Exercise brief »
Please reproduce the rows below word for word, omitting the pictures.

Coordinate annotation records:
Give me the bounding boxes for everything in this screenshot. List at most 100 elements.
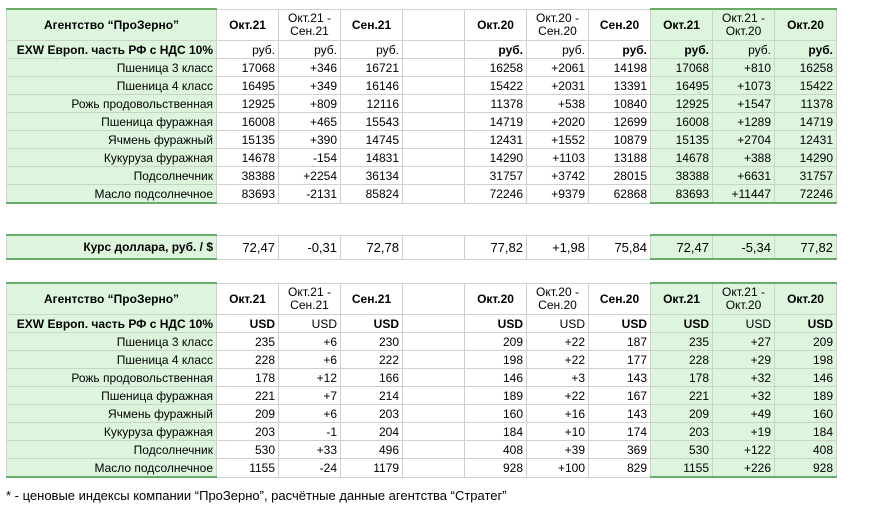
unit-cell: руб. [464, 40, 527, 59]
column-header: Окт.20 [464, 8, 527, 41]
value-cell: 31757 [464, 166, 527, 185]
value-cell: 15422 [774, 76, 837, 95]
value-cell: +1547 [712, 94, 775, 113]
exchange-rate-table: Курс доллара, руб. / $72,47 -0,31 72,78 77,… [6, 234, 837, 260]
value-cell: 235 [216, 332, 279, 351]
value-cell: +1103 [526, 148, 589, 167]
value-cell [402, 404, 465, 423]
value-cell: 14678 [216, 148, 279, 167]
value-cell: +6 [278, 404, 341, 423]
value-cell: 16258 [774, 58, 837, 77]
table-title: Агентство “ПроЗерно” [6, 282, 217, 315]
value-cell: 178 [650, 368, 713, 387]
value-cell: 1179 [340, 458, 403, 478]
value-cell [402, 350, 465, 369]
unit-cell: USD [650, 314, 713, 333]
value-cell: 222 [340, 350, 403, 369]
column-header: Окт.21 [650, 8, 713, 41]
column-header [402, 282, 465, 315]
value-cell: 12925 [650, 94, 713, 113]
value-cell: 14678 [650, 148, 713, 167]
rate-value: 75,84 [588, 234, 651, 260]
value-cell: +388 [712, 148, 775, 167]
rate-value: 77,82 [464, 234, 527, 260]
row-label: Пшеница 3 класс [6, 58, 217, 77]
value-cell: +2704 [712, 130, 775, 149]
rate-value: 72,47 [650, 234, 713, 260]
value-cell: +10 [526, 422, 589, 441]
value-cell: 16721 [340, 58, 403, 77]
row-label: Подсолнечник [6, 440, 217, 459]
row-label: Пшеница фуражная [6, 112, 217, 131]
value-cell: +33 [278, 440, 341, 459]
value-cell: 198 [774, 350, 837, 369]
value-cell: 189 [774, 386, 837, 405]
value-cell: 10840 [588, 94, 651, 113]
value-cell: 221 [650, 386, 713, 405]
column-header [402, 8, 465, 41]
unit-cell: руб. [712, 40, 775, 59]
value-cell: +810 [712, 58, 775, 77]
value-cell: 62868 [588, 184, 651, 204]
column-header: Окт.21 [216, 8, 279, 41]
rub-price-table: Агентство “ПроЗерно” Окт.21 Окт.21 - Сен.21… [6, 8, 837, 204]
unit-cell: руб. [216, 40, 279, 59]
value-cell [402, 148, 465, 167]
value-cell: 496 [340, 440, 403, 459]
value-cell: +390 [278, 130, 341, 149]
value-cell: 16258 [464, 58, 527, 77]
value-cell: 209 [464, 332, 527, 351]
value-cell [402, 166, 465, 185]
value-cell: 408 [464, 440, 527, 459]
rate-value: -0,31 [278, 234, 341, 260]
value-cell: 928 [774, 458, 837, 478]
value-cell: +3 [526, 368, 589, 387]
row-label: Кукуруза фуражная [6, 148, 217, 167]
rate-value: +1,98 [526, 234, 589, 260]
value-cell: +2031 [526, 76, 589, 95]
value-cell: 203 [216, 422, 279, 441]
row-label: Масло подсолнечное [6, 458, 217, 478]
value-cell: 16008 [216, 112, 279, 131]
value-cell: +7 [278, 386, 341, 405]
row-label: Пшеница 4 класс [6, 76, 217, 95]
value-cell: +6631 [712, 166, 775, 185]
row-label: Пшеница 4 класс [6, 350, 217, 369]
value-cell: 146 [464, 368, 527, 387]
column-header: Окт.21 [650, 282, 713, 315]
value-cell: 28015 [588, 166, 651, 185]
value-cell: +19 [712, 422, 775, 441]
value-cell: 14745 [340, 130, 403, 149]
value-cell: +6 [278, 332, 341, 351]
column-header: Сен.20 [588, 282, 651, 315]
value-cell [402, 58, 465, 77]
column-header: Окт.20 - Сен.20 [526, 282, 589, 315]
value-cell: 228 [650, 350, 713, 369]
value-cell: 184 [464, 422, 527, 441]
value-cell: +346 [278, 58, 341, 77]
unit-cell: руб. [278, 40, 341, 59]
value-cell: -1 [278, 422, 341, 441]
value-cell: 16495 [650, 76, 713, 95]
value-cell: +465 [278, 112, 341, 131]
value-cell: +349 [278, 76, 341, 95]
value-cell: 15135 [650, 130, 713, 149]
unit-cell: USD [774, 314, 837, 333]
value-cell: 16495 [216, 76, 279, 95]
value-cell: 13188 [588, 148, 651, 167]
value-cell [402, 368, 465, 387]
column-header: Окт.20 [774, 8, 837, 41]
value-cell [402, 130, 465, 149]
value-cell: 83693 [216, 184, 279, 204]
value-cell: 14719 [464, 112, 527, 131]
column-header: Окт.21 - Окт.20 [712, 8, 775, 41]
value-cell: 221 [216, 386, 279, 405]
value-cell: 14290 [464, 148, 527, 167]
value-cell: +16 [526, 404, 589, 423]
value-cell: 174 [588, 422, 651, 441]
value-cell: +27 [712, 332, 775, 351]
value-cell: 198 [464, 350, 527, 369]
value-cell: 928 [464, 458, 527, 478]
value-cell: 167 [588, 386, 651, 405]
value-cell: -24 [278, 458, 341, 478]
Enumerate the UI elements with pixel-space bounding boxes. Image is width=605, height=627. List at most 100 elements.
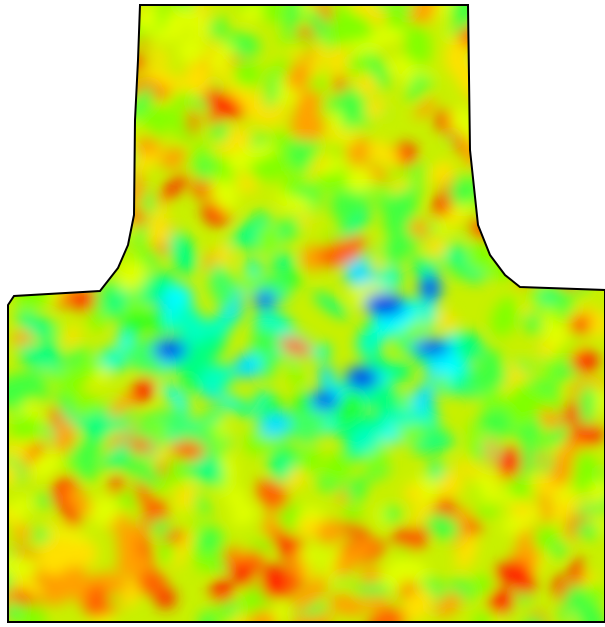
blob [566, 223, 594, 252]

Worked answer »
Give me the bounding boxes for everything in this screenshot. List at most 100 elements.
unit-cell: руб. [464, 40, 527, 59]
column-header: Окт.20 [464, 8, 527, 41]
value-cell: 31757 [464, 166, 527, 185]
value-cell: 15422 [774, 76, 837, 95]
value-cell: +1547 [712, 94, 775, 113]
exchange-rate-table: Курс доллара, руб. / $72,47 -0,31 72,78 77,… [6, 234, 837, 260]
value-cell: 235 [216, 332, 279, 351]
value-cell: +1103 [526, 148, 589, 167]
value-cell [402, 404, 465, 423]
value-cell: 14678 [216, 148, 279, 167]
value-cell: +6 [278, 404, 341, 423]
value-cell: 16258 [774, 58, 837, 77]
table-title: Агентство “ПроЗерно” [6, 282, 217, 315]
value-cell: 178 [650, 368, 713, 387]
value-cell: 1179 [340, 458, 403, 478]
value-cell [402, 350, 465, 369]
unit-cell: USD [650, 314, 713, 333]
value-cell: 222 [340, 350, 403, 369]
column-header: Окт.21 [650, 8, 713, 41]
column-header [402, 282, 465, 315]
value-cell: 12925 [650, 94, 713, 113]
value-cell: 14678 [650, 148, 713, 167]
rate-value: 75,84 [588, 234, 651, 260]
value-cell: +388 [712, 148, 775, 167]
rate-value: 77,82 [464, 234, 527, 260]
row-label: Пшеница 3 класс [6, 58, 217, 77]
value-cell: +2704 [712, 130, 775, 149]
rate-value: 72,47 [650, 234, 713, 260]
value-cell: +10 [526, 422, 589, 441]
value-cell: 16721 [340, 58, 403, 77]
row-label: Подсолнечник [6, 440, 217, 459]
row-label: Пшеница фуражная [6, 112, 217, 131]
value-cell: +33 [278, 440, 341, 459]
value-cell: 198 [774, 350, 837, 369]
value-cell: 189 [774, 386, 837, 405]
value-cell: 10840 [588, 94, 651, 113]
value-cell: 221 [650, 386, 713, 405]
column-header [402, 8, 465, 41]
unit-cell: руб. [712, 40, 775, 59]
value-cell: +810 [712, 58, 775, 77]
value-cell: 62868 [588, 184, 651, 204]
column-header: Окт.21 [216, 8, 279, 41]
rub-price-table: Агентство “ПроЗерно” Окт.21 Окт.21 - Сен.21… [6, 8, 837, 204]
unit-cell: руб. [216, 40, 279, 59]
value-cell [402, 148, 465, 167]
value-cell: 496 [340, 440, 403, 459]
value-cell: +390 [278, 130, 341, 149]
value-cell: 16258 [464, 58, 527, 77]
value-cell: 209 [464, 332, 527, 351]
value-cell [402, 166, 465, 185]
value-cell: 408 [464, 440, 527, 459]
rate-value: -0,31 [278, 234, 341, 260]
value-cell: 928 [774, 458, 837, 478]
value-cell: +3 [526, 368, 589, 387]
row-label: Кукуруза фуражная [6, 148, 217, 167]
rate-value: +1,98 [526, 234, 589, 260]
value-cell: +2031 [526, 76, 589, 95]
value-cell: 203 [216, 422, 279, 441]
row-label: Масло подсолнечное [6, 458, 217, 478]
value-cell: 16008 [216, 112, 279, 131]
value-cell: +7 [278, 386, 341, 405]
row-label: Пшеница 4 класс [6, 76, 217, 95]
value-cell: +6631 [712, 166, 775, 185]
row-label: Пшеница 4 класс [6, 350, 217, 369]
value-cell: 146 [464, 368, 527, 387]
column-header: Окт.21 [650, 282, 713, 315]
value-cell: 28015 [588, 166, 651, 185]
value-cell: +19 [712, 422, 775, 441]
value-cell: 14745 [340, 130, 403, 149]
value-cell: +6 [278, 332, 341, 351]
column-header: Сен.20 [588, 282, 651, 315]
value-cell [402, 58, 465, 77]
column-header: Окт.20 - Сен.20 [526, 282, 589, 315]
value-cell: 228 [650, 350, 713, 369]
value-cell: 184 [464, 422, 527, 441]
value-cell: +346 [278, 58, 341, 77]
unit-cell: руб. [278, 40, 341, 59]
value-cell: -1 [278, 422, 341, 441]
value-cell: 16495 [650, 76, 713, 95]
value-cell: +465 [278, 112, 341, 131]
value-cell: +349 [278, 76, 341, 95]
value-cell: 15135 [650, 130, 713, 149]
unit-cell: USD [774, 314, 837, 333]
value-cell: 16495 [216, 76, 279, 95]
value-cell: 13188 [588, 148, 651, 167]
value-cell [402, 368, 465, 387]
column-header: Окт.20 [774, 8, 837, 41]
value-cell [402, 130, 465, 149]
value-cell: 83693 [216, 184, 279, 204]
value-cell: 14719 [464, 112, 527, 131]
column-header: Окт.21 - Окт.20 [712, 8, 775, 41]
value-cell: 221 [216, 386, 279, 405]
value-cell: 14290 [464, 148, 527, 167]
value-cell: +16 [526, 404, 589, 423]
value-cell: 174 [588, 422, 651, 441]
value-cell: +27 [712, 332, 775, 351]
value-cell: 198 [464, 350, 527, 369]
value-cell: 928 [464, 458, 527, 478]
value-cell: 167 [588, 386, 651, 405]
value-cell: -24 [278, 458, 341, 478]
Enumerate the UI elements with pixel-space bounding boxes. Image is width=605, height=627. List at most 100 elements.
blob [566, 223, 594, 252]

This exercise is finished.